___ ENTRIES SHOWN ___

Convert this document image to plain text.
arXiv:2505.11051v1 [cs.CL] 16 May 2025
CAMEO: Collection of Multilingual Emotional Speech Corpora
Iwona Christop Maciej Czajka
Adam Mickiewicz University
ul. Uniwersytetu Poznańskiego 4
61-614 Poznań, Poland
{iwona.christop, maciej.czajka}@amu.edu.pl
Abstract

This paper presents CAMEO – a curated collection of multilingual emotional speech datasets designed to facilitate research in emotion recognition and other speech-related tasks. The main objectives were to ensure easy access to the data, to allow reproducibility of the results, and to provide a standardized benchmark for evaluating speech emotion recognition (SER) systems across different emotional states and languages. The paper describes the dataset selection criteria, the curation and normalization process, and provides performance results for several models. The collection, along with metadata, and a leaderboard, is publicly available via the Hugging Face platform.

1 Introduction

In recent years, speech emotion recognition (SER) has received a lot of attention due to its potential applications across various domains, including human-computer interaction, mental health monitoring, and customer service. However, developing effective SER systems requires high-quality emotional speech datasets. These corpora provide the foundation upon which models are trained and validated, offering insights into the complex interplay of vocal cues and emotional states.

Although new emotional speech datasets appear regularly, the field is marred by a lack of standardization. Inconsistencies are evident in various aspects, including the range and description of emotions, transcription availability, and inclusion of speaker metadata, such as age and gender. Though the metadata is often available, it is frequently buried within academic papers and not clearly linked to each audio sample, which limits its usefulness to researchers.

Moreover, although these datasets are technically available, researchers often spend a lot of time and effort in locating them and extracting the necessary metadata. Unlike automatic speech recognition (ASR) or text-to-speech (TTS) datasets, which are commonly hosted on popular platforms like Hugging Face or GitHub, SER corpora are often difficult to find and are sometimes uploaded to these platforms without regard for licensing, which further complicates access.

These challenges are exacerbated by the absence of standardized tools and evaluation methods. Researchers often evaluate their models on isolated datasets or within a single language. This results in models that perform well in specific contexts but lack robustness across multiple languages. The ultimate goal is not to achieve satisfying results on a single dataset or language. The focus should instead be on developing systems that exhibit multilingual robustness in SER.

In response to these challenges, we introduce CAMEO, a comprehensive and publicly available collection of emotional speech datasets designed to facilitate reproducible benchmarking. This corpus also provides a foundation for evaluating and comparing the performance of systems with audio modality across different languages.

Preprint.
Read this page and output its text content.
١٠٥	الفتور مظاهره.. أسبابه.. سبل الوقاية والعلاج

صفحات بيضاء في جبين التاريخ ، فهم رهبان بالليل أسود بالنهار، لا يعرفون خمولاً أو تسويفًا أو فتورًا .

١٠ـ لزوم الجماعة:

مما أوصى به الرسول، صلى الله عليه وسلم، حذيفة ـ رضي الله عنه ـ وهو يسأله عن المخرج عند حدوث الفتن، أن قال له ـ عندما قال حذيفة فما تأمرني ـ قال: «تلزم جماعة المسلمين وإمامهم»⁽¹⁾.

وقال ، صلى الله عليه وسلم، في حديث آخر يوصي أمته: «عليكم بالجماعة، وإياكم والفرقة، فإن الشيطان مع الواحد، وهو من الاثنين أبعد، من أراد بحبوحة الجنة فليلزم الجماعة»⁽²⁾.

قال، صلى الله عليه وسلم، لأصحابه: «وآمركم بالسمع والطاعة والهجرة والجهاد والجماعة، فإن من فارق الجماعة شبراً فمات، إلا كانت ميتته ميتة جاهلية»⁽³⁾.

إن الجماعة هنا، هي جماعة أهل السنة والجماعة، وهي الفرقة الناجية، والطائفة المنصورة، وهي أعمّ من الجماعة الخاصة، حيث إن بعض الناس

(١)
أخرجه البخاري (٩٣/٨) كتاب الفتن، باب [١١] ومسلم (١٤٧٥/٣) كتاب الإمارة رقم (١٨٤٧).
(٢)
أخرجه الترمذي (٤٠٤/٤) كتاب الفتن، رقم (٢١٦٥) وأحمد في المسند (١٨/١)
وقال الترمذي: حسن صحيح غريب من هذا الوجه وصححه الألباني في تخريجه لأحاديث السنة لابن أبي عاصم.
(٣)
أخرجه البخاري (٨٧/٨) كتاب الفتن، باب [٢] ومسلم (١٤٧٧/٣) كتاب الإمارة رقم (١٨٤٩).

___

Take the line holding "Read this page and output its text content." and all lines after it through the end of the data, and set them down exactly.

> RESPONSE TO THE TASK:
Read this page and output its text content.
١٠٥	الفتور مظاهره.. أسبابه.. سبل الوقاية والعلاج

صفحات بيضاء في جبين التاريخ ، فهم رهبان بالليل أسود بالنهار، لا يعرفون خمولاً أو تسويفًا أو فتورًا .

١٠ـ لزوم الجماعة:

مما أوصى به الرسول، صلى الله عليه وسلم، حذيفة ـ رضي الله عنه ـ وهو يسأله عن المخرج عند حدوث الفتن، أن قال له ـ عندما قال حذيفة فما تأمرني ـ قال: «تلزم جماعة المسلمين وإمامهم»⁽¹⁾.

وقال ، صلى الله عليه وسلم، في حديث آخر يوصي أمته: «عليكم بالجماعة، وإياكم والفرقة، فإن الشيطان مع الواحد، وهو من الاثنين أبعد، من أراد بحبوحة الجنة فليلزم الجماعة»⁽²⁾.

قال، صلى الله عليه وسلم، لأصحابه: «وآمركم بالسمع والطاعة والهجرة والجهاد والجماعة، فإن من فارق الجماعة شبراً فمات، إلا كانت ميتته ميتة جاهلية»⁽³⁾.

إن الجماعة هنا، هي جماعة أهل السنة والجماعة، وهي الفرقة الناجية، والطائفة المنصورة، وهي أعمّ من الجماعة الخاصة، حيث إن بعض الناس

(١)
أخرجه البخاري (٩٣/٨) كتاب الفتن، باب [١١] ومسلم (١٤٧٥/٣) كتاب الإمارة رقم (١٨٤٧).
(٢)
أخرجه الترمذي (٤٠٤/٤) كتاب الفتن، رقم (٢١٦٥) وأحمد في المسند (١٨/١)
وقال الترمذي: حسن صحيح غريب من هذا الوجه وصححه الألباني في تخريجه لأحاديث السنة لابن أبي عاصم.
(٣)
أخرجه البخاري (٨٧/٨) كتاب الفتن، باب [٢] ومسلم (١٤٧٧/٣) كتاب الإمارة رقم (١٨٤٩).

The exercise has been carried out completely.